Rows from a figure dataset:
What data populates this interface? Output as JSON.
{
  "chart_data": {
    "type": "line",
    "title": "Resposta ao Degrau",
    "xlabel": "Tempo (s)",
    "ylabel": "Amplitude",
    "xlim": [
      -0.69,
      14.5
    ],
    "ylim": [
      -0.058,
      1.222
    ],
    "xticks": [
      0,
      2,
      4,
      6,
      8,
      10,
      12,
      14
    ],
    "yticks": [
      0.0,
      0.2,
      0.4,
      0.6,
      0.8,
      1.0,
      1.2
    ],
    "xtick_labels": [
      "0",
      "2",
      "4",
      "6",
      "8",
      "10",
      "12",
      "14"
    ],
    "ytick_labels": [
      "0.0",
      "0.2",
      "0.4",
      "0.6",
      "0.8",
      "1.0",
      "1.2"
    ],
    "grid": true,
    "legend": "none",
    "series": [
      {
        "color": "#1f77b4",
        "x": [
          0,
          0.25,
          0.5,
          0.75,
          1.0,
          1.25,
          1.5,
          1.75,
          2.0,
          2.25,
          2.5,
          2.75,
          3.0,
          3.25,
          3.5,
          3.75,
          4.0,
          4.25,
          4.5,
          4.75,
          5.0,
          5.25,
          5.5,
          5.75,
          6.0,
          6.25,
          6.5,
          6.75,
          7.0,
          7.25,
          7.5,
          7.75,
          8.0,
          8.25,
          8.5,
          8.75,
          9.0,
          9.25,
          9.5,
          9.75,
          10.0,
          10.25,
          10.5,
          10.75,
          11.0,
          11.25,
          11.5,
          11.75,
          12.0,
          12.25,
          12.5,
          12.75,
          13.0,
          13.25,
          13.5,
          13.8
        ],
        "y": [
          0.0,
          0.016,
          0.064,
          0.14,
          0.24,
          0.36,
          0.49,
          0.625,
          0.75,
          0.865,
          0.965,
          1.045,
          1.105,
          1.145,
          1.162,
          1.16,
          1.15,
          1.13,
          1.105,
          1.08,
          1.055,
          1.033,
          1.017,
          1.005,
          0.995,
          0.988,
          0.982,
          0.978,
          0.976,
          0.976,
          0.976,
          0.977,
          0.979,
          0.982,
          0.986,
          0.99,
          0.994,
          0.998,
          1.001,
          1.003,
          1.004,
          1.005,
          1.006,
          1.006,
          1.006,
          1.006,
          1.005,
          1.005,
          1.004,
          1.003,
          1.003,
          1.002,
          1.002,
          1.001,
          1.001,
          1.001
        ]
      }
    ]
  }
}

* **AIM OF THE EXERCISE**
Return all of the data word for word.

* **FULL OUTPUT**
What data populates this interface? Output as JSON.
{
  "chart_data": {
    "type": "line",
    "title": "Resposta ao Degrau",
    "xlabel": "Tempo (s)",
    "ylabel": "Amplitude",
    "xlim": [
      -0.69,
      14.5
    ],
    "ylim": [
      -0.058,
      1.222
    ],
    "xticks": [
      0,
      2,
      4,
      6,
      8,
      10,
      12,
      14
    ],
    "yticks": [
      0.0,
      0.2,
      0.4,
      0.6,
      0.8,
      1.0,
      1.2
    ],
    "xtick_labels": [
      "0",
      "2",
      "4",
      "6",
      "8",
      "10",
      "12",
      "14"
    ],
    "ytick_labels": [
      "0.0",
      "0.2",
      "0.4",
      "0.6",
      "0.8",
      "1.0",
      "1.2"
    ],
    "grid": true,
    "legend": "none",
    "series": [
      {
        "color": "#1f77b4",
        "x": [
          0,
          0.25,
          0.5,
          0.75,
          1.0,
          1.25,
          1.5,
          1.75,
          2.0,
          2.25,
          2.5,
          2.75,
          3.0,
          3.25,
          3.5,
          3.75,
          4.0,
          4.25,
          4.5,
          4.75,
          5.0,
          5.25,
          5.5,
          5.75,
          6.0,
          6.25,
          6.5,
          6.75,
          7.0,
          7.25,
          7.5,
          7.75,
          8.0,
          8.25,
          8.5,
          8.75,
          9.0,
          9.25,
          9.5,
          9.75,
          10.0,
          10.25,
          10.5,
          10.75,
          11.0,
          11.25,
          11.5,
          11.75,
          12.0,
          12.25,
          12.5,
          12.75,
          13.0,
          13.25,
          13.5,
          13.8
        ],
        "y": [
          0.0,
          0.016,
          0.064,
          0.14,
          0.24,
          0.36,
          0.49,
          0.625,
          0.75,
          0.865,
          0.965,
          1.045,
          1.105,
          1.145,
          1.162,
          1.16,
          1.15,
          1.13,
          1.105,
          1.08,
          1.055,
          1.033,
          1.017,
          1.005,
          0.995,
          0.988,
          0.982,
          0.978,
          0.976,
          0.976,
          0.976,
          0.977,
          0.979,
          0.982,
          0.986,
          0.99,
          0.994,
          0.998,
          1.001,
          1.003,
          1.004,
          1.005,
          1.006,
          1.006,
          1.006,
          1.006,
          1.005,
          1.005,
          1.004,
          1.003,
          1.003,
          1.002,
          1.002,
          1.001,
          1.001,
          1.001
        ]
      }
    ]
  }
}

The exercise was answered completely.